Required task — Copy the data that follows, character for character, minus the pictures.

Data supplied —

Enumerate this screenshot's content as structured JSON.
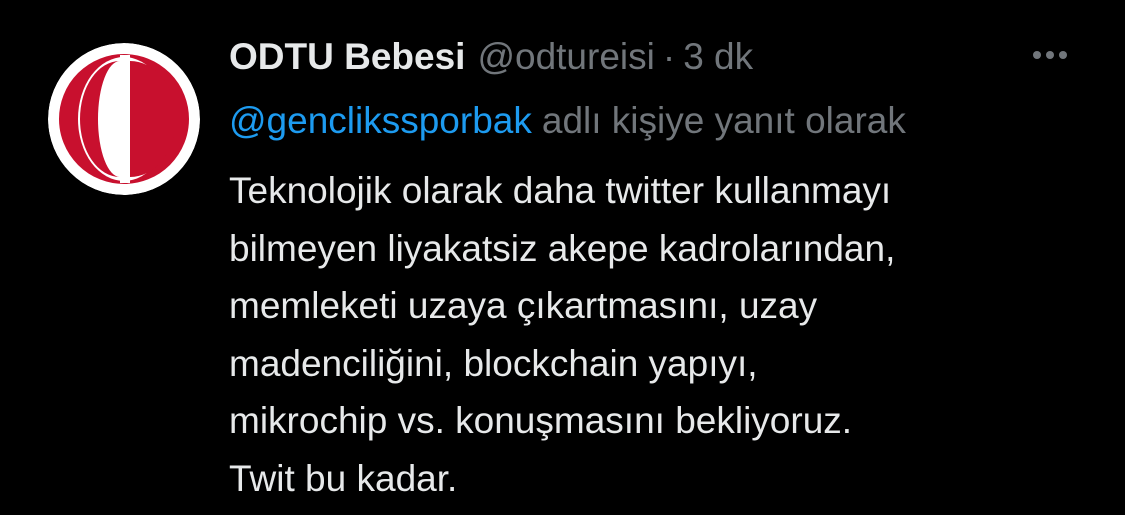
{
  "tweet": {
    "display_name": "ODTU Bebesi",
    "handle": "@odtureisi",
    "separator": "·",
    "time": "3 dk",
    "reply_to": {
      "mention": "@genclikssporbak",
      "suffix": "adlı kişiye yanıt olarak"
    },
    "text_lines": [
      "Teknolojik olarak daha twitter kullanmayı",
      "bilmeyen liyakatsiz akepe kadrolarından,",
      "memleketi uzaya çıkartmasını, uzay",
      "madenciliğini, blockchain yapıyı,",
      "mikrochip vs. konuşmasını bekliyoruz.",
      "Twit bu kadar."
    ],
    "more_icon": "more-horizontal-icon",
    "avatar_icon": "odtu-logo"
  },
  "colors": {
    "background": "#000000",
    "text_primary": "#e7e9ea",
    "text_secondary": "#71767b",
    "accent": "#1d9bf0",
    "logo_red": "#c8102e"
  }
}
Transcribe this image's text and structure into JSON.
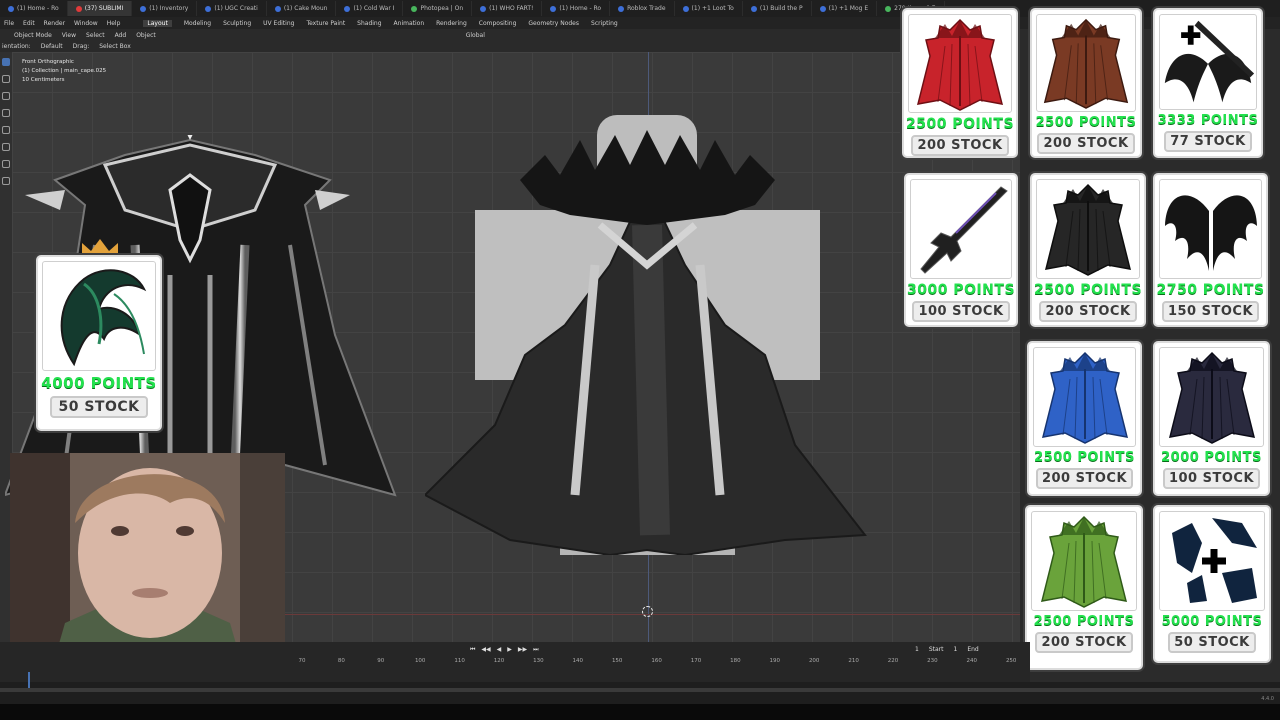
{
  "browser": {
    "tabs": [
      {
        "label": "(1) Home - Ro",
        "kind": "blue"
      },
      {
        "label": "(37) SUBLIMI",
        "kind": "red",
        "active": true
      },
      {
        "label": "(1) Inventory",
        "kind": "blue"
      },
      {
        "label": "(1) UGC Creati",
        "kind": "blue"
      },
      {
        "label": "(1) Cake Moun",
        "kind": "blue"
      },
      {
        "label": "(1) Cold War I",
        "kind": "blue"
      },
      {
        "label": "Photopea | On",
        "kind": "green"
      },
      {
        "label": "(1) WHO FART!",
        "kind": "blue"
      },
      {
        "label": "(1) Home - Ro",
        "kind": "blue"
      },
      {
        "label": "Roblox Trade",
        "kind": "blue"
      },
      {
        "label": "(1) +1 Loot To",
        "kind": "blue"
      },
      {
        "label": "(1) Build the P",
        "kind": "blue"
      },
      {
        "label": "(1) +1 Mog E",
        "kind": "blue"
      },
      {
        "label": "270 times 0.7",
        "kind": "green"
      }
    ]
  },
  "blender": {
    "menu": [
      "File",
      "Edit",
      "Render",
      "Window",
      "Help"
    ],
    "workspaces": [
      "Layout",
      "Modeling",
      "Sculpting",
      "UV Editing",
      "Texture Paint",
      "Shading",
      "Animation",
      "Rendering",
      "Compositing",
      "Geometry Nodes",
      "Scripting"
    ],
    "active_workspace": "Layout",
    "header": {
      "mode": "Object Mode",
      "view": "View",
      "select": "Select",
      "add": "Add",
      "object": "Object",
      "transform": "Global"
    },
    "header2": {
      "orientation_label": "ientation:",
      "orientation_value": "Default",
      "drag_label": "Drag:",
      "drag_value": "Select Box"
    },
    "viewport_info": {
      "line1": "Front Orthographic",
      "line2": "(1) Collection | main_cape.025",
      "line3": "10 Centimeters"
    },
    "timeline": {
      "frame": "1",
      "start_label": "Start",
      "start_value": "1",
      "end_label": "End",
      "ticks": [
        "70",
        "80",
        "90",
        "100",
        "110",
        "120",
        "130",
        "140",
        "150",
        "160",
        "170",
        "180",
        "190",
        "200",
        "210",
        "220",
        "230",
        "240",
        "250"
      ]
    },
    "version": "4.4.0"
  },
  "shop": {
    "featured": {
      "points": "4000 POINTS",
      "stock": "50 STOCK"
    },
    "items": [
      {
        "name": "red-cape",
        "color": "#c8232b",
        "points": "2500 POINTS",
        "stock": "200 STOCK"
      },
      {
        "name": "brown-cape",
        "color": "#7a3a24",
        "points": "2500 POINTS",
        "stock": "200 STOCK"
      },
      {
        "name": "sword-wings-bundle",
        "color": "#1a1a1a",
        "points": "3333 POINTS",
        "stock": "77 STOCK"
      },
      {
        "name": "dark-sword",
        "color": "#222222",
        "points": "3000 POINTS",
        "stock": "100 STOCK"
      },
      {
        "name": "black-cape",
        "color": "#262626",
        "points": "2500 POINTS",
        "stock": "200 STOCK"
      },
      {
        "name": "dark-wings",
        "color": "#151515",
        "points": "2750 POINTS",
        "stock": "150 STOCK"
      },
      {
        "name": "blue-cape",
        "color": "#2f62c7",
        "points": "2500 POINTS",
        "stock": "200 STOCK"
      },
      {
        "name": "ornate-cape",
        "color": "#2a2a3e",
        "points": "2000 POINTS",
        "stock": "100 STOCK"
      },
      {
        "name": "green-cape",
        "color": "#6aa33b",
        "points": "2500 POINTS",
        "stock": "200 STOCK"
      },
      {
        "name": "blue-crystal-bundle",
        "color": "#10243e",
        "points": "5000 POINTS",
        "stock": "50 STOCK"
      }
    ]
  }
}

Response below —
Enumerate this screenshot's content as structured JSON.
{
  "tweet": {
    "display_name": "ODTU Bebesi",
    "handle": "@odtureisi",
    "separator": "·",
    "time": "3 dk",
    "reply_to": {
      "mention": "@genclikssporbak",
      "suffix": "adlı kişiye yanıt olarak"
    },
    "text_lines": [
      "Teknolojik olarak daha twitter kullanmayı",
      "bilmeyen liyakatsiz akepe kadrolarından,",
      "memleketi uzaya çıkartmasını, uzay",
      "madenciliğini, blockchain yapıyı,",
      "mikrochip vs. konuşmasını bekliyoruz.",
      "Twit bu kadar."
    ],
    "more_icon": "more-horizontal-icon",
    "avatar_icon": "odtu-logo"
  },
  "colors": {
    "background": "#000000",
    "text_primary": "#e7e9ea",
    "text_secondary": "#71767b",
    "accent": "#1d9bf0",
    "logo_red": "#c8102e"
  }
}
Transcribe this image's text and structure into JSON.
{
  "browser": {
    "tabs": [
      {
        "label": "(1) Home - Ro",
        "kind": "blue"
      },
      {
        "label": "(37) SUBLIMI",
        "kind": "red",
        "active": true
      },
      {
        "label": "(1) Inventory",
        "kind": "blue"
      },
      {
        "label": "(1) UGC Creati",
        "kind": "blue"
      },
      {
        "label": "(1) Cake Moun",
        "kind": "blue"
      },
      {
        "label": "(1) Cold War I",
        "kind": "blue"
      },
      {
        "label": "Photopea | On",
        "kind": "green"
      },
      {
        "label": "(1) WHO FART!",
        "kind": "blue"
      },
      {
        "label": "(1) Home - Ro",
        "kind": "blue"
      },
      {
        "label": "Roblox Trade",
        "kind": "blue"
      },
      {
        "label": "(1) +1 Loot To",
        "kind": "blue"
      },
      {
        "label": "(1) Build the P",
        "kind": "blue"
      },
      {
        "label": "(1) +1 Mog E",
        "kind": "blue"
      },
      {
        "label": "270 times 0.7",
        "kind": "green"
      }
    ]
  },
  "blender": {
    "menu": [
      "File",
      "Edit",
      "Render",
      "Window",
      "Help"
    ],
    "workspaces": [
      "Layout",
      "Modeling",
      "Sculpting",
      "UV Editing",
      "Texture Paint",
      "Shading",
      "Animation",
      "Rendering",
      "Compositing",
      "Geometry Nodes",
      "Scripting"
    ],
    "active_workspace": "Layout",
    "header": {
      "mode": "Object Mode",
      "view": "View",
      "select": "Select",
      "add": "Add",
      "object": "Object",
      "transform": "Global"
    },
    "header2": {
      "orientation_label": "ientation:",
      "orientation_value": "Default",
      "drag_label": "Drag:",
      "drag_value": "Select Box"
    },
    "viewport_info": {
      "line1": "Front Orthographic",
      "line2": "(1) Collection | main_cape.025",
      "line3": "10 Centimeters"
    },
    "timeline": {
      "frame": "1",
      "start_label": "Start",
      "start_value": "1",
      "end_label": "End",
      "ticks": [
        "70",
        "80",
        "90",
        "100",
        "110",
        "120",
        "130",
        "140",
        "150",
        "160",
        "170",
        "180",
        "190",
        "200",
        "210",
        "220",
        "230",
        "240",
        "250"
      ]
    },
    "version": "4.4.0"
  },
  "shop": {
    "featured": {
      "points": "4000 POINTS",
      "stock": "50 STOCK"
    },
    "items": [
      {
        "name": "red-cape",
        "color": "#c8232b",
        "points": "2500 POINTS",
        "stock": "200 STOCK"
      },
      {
        "name": "brown-cape",
        "color": "#7a3a24",
        "points": "2500 POINTS",
        "stock": "200 STOCK"
      },
      {
        "name": "sword-wings-bundle",
        "color": "#1a1a1a",
        "points": "3333 POINTS",
        "stock": "77 STOCK"
      },
      {
        "name": "dark-sword",
        "color": "#222222",
        "points": "3000 POINTS",
        "stock": "100 STOCK"
      },
      {
        "name": "black-cape",
        "color": "#262626",
        "points": "2500 POINTS",
        "stock": "200 STOCK"
      },
      {
        "name": "dark-wings",
        "color": "#151515",
        "points": "2750 POINTS",
        "stock": "150 STOCK"
      },
      {
        "name": "blue-cape",
        "color": "#2f62c7",
        "points": "2500 POINTS",
        "stock": "200 STOCK"
      },
      {
        "name": "ornate-cape",
        "color": "#2a2a3e",
        "points": "2000 POINTS",
        "stock": "100 STOCK"
      },
      {
        "name": "green-cape",
        "color": "#6aa33b",
        "points": "2500 POINTS",
        "stock": "200 STOCK"
      },
      {
        "name": "blue-crystal-bundle",
        "color": "#10243e",
        "points": "5000 POINTS",
        "stock": "50 STOCK"
      }
    ]
  }
}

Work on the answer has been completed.